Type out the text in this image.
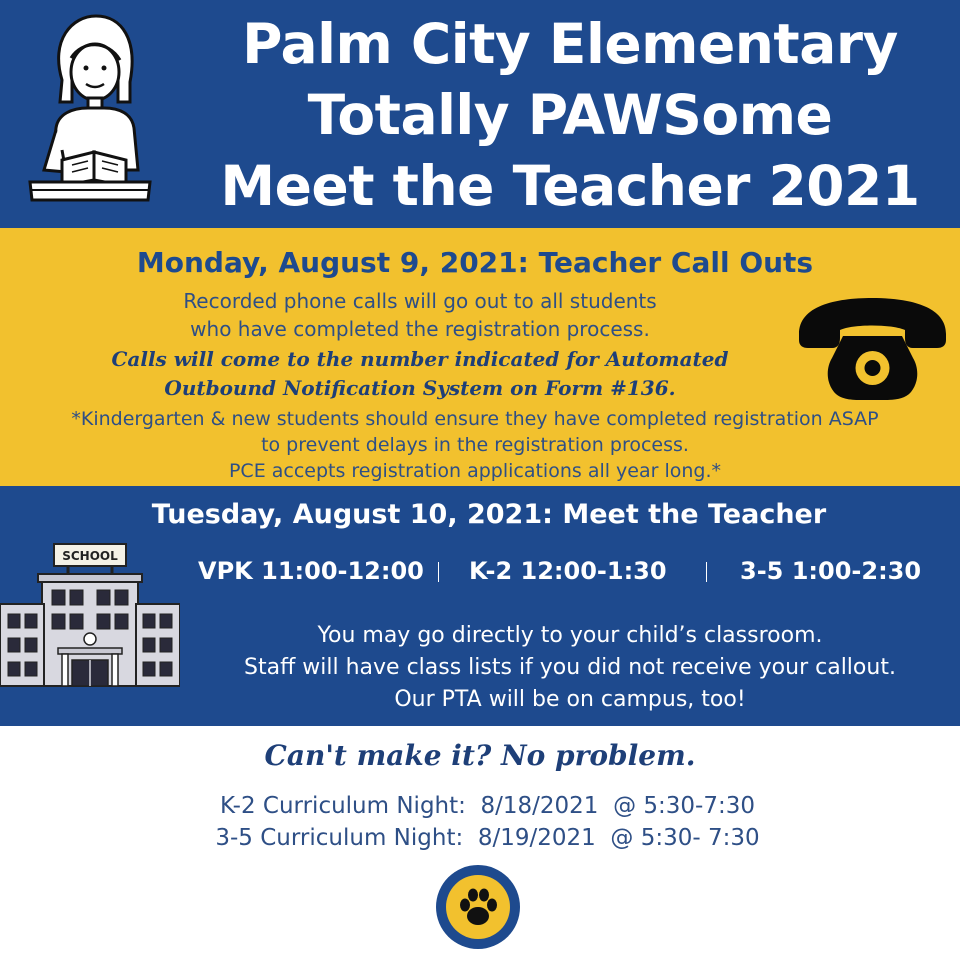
Palm City Elementary
Totally PAWSome
Meet the Teacher 2021
Monday, August 9, 2021: Teacher Call Outs
Recorded phone calls will go out to all students
who have completed the registration process.
Calls will come to the number indicated for Automated
Outbound Notification System on Form #136.
*Kindergarten & new students should ensure they have completed registration ASAP
to prevent delays in the registration process.
PCE accepts registration applications all year long.*
Tuesday, August 10, 2021: Meet the Teacher
SCHOOL
VPK 11:00-12:00 K-2 12:00-1:30	3-5 1:00-2:30
You may go directly to your child’s classroom.
Staff will have class lists if you did not receive your callout.
Our PTA will be on campus, too!
Can't make it? No problem.
K-2 Curriculum Night:  8/18/2021  @ 5:30-7:30
3-5 Curriculum Night:  8/19/2021  @ 5:30- 7:30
_ _ _ _
**STATED PROBLEM**
Return each line of the data, keeping its wording exact and omitting pictures.

**ANSWER FOR THE TASK**
Type out the text in this image.
Palm City Elementary
Totally PAWSome
Meet the Teacher 2021
Monday, August 9, 2021: Teacher Call Outs
Recorded phone calls will go out to all students
who have completed the registration process.
Calls will come to the number indicated for Automated
Outbound Notification System on Form #136.
*Kindergarten & new students should ensure they have completed registration ASAP
to prevent delays in the registration process.
PCE accepts registration applications all year long.*
Tuesday, August 10, 2021: Meet the Teacher
SCHOOL
VPK 11:00-12:00 K-2 12:00-1:30	3-5 1:00-2:30
You may go directly to your child’s classroom.
Staff will have class lists if you did not receive your callout.
Our PTA will be on campus, too!
Can't make it? No problem.
K-2 Curriculum Night:  8/18/2021  @ 5:30-7:30
3-5 Curriculum Night:  8/19/2021  @ 5:30- 7:30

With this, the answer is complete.